Records for this task:
———

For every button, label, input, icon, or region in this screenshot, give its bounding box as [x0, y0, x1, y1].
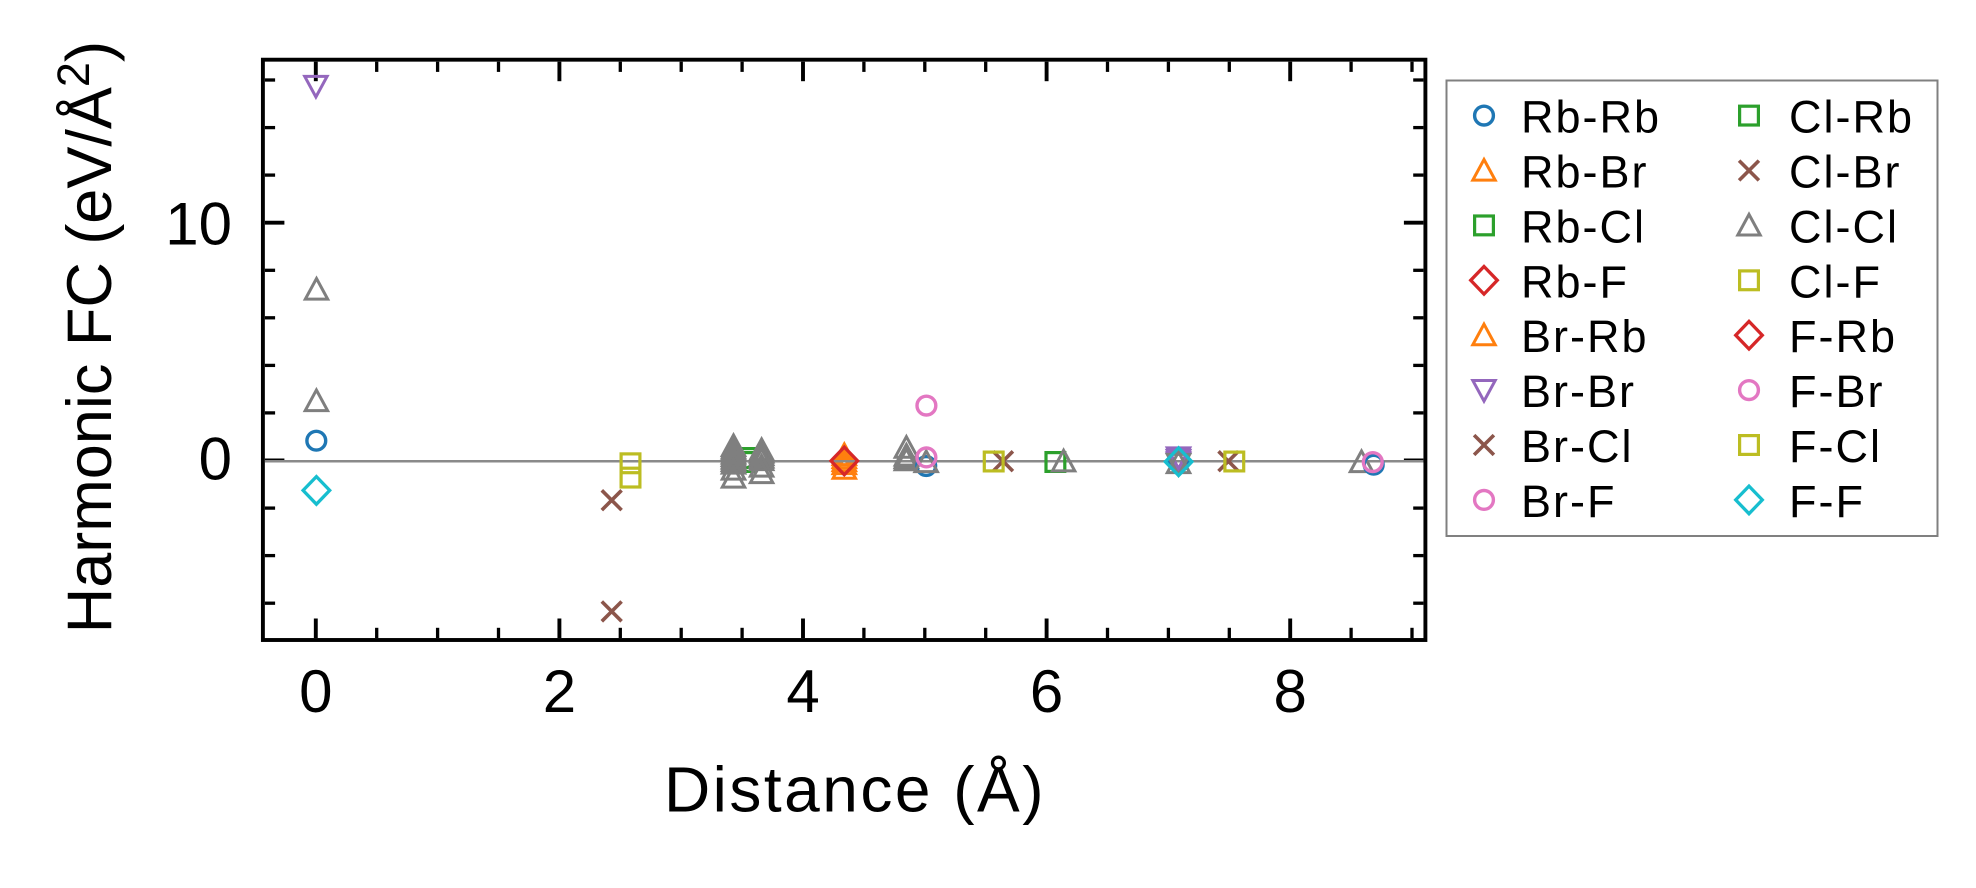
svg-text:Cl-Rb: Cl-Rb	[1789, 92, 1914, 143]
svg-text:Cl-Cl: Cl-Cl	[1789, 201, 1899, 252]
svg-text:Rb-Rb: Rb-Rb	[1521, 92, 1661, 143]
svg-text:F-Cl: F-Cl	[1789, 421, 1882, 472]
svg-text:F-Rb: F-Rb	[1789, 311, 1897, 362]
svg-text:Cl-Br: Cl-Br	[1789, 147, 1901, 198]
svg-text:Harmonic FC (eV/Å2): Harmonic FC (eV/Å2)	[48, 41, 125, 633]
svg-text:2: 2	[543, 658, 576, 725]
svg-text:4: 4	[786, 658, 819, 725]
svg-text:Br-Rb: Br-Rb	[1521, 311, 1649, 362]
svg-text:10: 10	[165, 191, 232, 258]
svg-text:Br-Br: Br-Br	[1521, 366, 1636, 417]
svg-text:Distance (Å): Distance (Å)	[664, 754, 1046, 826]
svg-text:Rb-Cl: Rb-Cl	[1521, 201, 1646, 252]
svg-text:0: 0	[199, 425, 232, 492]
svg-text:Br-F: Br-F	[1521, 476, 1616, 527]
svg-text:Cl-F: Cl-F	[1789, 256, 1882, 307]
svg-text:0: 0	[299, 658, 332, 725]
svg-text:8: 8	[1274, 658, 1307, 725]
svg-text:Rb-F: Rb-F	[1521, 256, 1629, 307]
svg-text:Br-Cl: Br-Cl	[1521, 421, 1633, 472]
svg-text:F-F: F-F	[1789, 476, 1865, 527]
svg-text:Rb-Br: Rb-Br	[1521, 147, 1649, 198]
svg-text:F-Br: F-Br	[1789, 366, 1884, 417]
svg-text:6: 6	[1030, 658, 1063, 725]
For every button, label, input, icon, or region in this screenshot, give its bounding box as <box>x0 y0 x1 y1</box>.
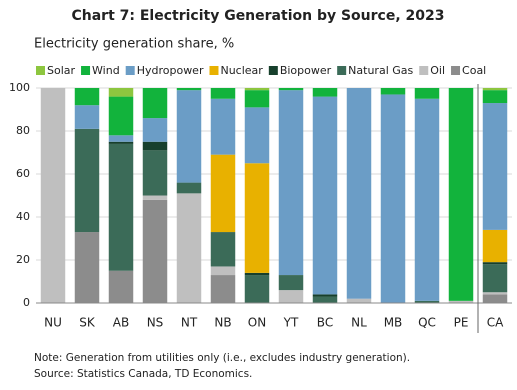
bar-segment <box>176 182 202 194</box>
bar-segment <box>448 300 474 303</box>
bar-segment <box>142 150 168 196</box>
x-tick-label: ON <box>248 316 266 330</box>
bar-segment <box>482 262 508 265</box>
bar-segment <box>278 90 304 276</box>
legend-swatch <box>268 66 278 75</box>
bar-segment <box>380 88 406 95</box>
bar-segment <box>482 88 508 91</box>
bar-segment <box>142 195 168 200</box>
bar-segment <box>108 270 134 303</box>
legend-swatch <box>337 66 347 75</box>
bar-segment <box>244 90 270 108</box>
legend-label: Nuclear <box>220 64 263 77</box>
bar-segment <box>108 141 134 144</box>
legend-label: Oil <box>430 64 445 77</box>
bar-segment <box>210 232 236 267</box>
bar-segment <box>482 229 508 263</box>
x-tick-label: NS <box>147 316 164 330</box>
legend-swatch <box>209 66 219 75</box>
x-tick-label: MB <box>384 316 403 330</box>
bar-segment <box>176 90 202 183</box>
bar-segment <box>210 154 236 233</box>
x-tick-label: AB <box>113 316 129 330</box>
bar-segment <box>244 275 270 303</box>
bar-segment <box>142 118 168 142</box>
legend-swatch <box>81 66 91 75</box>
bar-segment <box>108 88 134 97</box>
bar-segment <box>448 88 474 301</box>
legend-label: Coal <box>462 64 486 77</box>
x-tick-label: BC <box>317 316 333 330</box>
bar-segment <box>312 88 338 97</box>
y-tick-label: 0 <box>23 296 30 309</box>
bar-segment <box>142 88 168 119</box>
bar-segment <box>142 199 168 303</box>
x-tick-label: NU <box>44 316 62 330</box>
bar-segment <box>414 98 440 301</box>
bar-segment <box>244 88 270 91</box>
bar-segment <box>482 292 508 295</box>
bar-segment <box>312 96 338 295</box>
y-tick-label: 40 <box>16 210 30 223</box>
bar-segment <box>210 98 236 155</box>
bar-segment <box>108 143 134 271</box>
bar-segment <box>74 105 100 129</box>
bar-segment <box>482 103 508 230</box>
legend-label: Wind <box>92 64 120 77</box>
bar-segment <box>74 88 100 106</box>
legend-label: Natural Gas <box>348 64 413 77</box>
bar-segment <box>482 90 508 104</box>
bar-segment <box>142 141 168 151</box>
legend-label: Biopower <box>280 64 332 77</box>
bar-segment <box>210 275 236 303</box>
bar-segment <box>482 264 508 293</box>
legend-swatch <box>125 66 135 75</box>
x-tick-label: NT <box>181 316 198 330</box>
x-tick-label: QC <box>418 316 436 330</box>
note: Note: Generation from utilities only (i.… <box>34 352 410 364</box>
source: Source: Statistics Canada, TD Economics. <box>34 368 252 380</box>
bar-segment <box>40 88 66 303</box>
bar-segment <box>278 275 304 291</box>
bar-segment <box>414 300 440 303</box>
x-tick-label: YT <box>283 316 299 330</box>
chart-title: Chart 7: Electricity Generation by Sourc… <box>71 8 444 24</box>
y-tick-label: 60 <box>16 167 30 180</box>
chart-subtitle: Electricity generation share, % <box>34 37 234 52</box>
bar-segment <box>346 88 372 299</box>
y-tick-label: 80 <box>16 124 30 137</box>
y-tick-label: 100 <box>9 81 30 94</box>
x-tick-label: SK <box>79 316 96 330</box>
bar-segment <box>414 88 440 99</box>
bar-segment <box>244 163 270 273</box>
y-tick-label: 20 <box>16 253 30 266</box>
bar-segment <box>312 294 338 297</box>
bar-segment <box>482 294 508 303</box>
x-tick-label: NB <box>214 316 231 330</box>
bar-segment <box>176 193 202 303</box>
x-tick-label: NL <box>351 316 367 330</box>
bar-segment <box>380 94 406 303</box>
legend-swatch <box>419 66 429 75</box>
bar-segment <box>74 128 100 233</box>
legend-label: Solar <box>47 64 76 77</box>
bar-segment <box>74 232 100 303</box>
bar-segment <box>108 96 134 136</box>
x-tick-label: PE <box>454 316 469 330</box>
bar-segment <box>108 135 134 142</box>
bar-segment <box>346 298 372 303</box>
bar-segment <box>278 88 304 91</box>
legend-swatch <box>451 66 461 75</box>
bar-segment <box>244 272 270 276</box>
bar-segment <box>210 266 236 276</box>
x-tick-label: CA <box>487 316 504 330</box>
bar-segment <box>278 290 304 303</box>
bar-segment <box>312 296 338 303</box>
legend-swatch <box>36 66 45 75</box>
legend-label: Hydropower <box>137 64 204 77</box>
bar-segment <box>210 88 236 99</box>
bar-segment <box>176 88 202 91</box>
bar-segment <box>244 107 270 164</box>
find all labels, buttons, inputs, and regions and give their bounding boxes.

———

Requirements:
Pull out every line of the records that contains the string "Electricity".

Solution for this problem:
chart-title: Chart 7: Electricity Generation by Sourc… <box>71 8 444 24</box>
chart-subtitle: Electricity generation share, % <box>34 37 234 52</box>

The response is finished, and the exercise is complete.